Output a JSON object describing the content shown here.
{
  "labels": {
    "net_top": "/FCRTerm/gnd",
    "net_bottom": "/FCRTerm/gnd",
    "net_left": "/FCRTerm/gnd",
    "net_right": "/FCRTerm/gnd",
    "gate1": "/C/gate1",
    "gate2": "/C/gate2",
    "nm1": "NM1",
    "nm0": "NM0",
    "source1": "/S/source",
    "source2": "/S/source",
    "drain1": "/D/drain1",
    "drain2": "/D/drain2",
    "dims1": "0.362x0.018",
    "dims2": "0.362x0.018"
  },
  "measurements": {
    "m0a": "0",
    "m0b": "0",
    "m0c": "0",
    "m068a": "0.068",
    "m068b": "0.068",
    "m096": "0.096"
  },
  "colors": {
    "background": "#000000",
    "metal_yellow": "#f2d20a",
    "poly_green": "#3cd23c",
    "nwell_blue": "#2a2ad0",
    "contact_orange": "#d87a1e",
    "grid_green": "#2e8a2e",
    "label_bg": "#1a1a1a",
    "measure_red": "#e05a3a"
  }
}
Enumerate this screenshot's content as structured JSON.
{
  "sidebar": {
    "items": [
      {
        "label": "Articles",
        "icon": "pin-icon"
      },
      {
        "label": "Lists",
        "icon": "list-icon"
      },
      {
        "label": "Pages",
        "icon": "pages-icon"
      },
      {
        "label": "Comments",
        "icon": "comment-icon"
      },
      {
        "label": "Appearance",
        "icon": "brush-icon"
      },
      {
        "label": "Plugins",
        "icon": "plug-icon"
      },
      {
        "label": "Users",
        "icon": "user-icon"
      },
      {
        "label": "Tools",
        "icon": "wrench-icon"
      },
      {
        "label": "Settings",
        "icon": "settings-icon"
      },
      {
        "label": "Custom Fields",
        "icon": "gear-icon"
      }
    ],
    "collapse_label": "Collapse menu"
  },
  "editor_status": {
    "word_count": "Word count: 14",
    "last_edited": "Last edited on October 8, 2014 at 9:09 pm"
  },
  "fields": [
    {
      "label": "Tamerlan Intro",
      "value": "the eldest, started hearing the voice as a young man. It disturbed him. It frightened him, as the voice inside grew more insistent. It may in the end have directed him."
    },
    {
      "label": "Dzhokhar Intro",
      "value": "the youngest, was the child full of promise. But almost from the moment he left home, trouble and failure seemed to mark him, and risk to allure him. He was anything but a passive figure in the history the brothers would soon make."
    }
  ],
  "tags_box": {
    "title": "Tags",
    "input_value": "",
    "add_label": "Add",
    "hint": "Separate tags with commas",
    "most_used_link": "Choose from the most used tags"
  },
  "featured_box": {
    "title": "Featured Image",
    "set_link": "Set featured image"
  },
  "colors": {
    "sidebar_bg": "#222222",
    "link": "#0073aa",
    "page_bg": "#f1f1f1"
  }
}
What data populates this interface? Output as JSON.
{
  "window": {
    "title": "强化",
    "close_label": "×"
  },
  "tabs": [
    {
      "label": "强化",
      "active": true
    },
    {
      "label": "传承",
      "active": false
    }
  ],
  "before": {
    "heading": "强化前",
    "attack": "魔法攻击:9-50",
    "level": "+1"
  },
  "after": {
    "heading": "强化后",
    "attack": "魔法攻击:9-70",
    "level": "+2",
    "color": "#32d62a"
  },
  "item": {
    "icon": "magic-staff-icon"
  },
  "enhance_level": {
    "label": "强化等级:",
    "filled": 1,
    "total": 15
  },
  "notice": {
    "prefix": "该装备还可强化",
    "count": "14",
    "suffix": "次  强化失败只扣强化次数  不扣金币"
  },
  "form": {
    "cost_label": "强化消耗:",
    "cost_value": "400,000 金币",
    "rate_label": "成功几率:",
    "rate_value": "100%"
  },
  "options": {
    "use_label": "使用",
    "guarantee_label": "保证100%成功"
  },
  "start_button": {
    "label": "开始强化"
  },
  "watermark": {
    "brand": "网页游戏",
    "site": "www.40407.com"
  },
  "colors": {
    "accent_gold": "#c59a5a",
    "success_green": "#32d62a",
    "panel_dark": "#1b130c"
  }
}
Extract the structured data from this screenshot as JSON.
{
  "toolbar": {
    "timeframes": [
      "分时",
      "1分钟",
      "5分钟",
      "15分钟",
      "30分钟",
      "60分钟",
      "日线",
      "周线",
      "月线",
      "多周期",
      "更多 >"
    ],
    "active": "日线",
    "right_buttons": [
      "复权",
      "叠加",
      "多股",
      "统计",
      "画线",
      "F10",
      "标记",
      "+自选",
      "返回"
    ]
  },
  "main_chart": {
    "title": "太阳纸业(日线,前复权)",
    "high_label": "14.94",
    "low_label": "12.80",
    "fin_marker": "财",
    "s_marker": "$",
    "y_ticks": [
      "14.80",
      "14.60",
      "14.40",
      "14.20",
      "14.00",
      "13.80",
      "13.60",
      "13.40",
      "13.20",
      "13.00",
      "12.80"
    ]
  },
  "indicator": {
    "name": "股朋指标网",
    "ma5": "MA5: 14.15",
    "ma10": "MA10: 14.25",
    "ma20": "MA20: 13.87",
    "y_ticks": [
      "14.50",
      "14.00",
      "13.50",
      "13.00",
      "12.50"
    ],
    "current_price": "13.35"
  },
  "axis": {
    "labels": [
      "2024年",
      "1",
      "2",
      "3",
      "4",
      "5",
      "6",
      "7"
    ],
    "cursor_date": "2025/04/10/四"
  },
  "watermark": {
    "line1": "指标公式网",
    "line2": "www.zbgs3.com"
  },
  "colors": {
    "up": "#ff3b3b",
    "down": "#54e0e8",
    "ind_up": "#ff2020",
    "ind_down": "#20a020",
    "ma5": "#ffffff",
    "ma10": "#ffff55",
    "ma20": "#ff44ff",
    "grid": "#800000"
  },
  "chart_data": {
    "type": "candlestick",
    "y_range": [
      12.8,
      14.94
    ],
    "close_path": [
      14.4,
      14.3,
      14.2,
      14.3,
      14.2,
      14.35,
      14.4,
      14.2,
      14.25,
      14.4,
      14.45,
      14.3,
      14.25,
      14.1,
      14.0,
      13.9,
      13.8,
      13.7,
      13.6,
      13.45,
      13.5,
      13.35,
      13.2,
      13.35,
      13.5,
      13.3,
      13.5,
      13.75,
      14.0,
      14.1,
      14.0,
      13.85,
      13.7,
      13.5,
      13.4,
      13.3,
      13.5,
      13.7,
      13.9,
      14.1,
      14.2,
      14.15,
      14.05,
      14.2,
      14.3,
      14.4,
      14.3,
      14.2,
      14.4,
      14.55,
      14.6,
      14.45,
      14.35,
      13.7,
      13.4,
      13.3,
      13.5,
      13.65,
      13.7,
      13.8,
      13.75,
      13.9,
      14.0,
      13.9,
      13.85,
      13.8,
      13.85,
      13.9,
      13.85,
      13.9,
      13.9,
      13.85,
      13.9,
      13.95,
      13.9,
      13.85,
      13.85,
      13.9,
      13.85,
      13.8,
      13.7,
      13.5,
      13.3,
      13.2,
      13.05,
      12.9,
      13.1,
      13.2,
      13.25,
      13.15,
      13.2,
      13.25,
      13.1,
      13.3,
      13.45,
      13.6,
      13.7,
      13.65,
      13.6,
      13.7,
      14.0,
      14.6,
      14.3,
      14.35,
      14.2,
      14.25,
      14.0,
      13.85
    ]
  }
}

-- -- --

#### Task instructions:
Gather up every line from the listing above in which the word "title" occurs.

#### The response:
    "title": "Tags",
    "title": "Featured Image",
    "title": "强化",
    "title": "太阳纸业(日线,前复权)",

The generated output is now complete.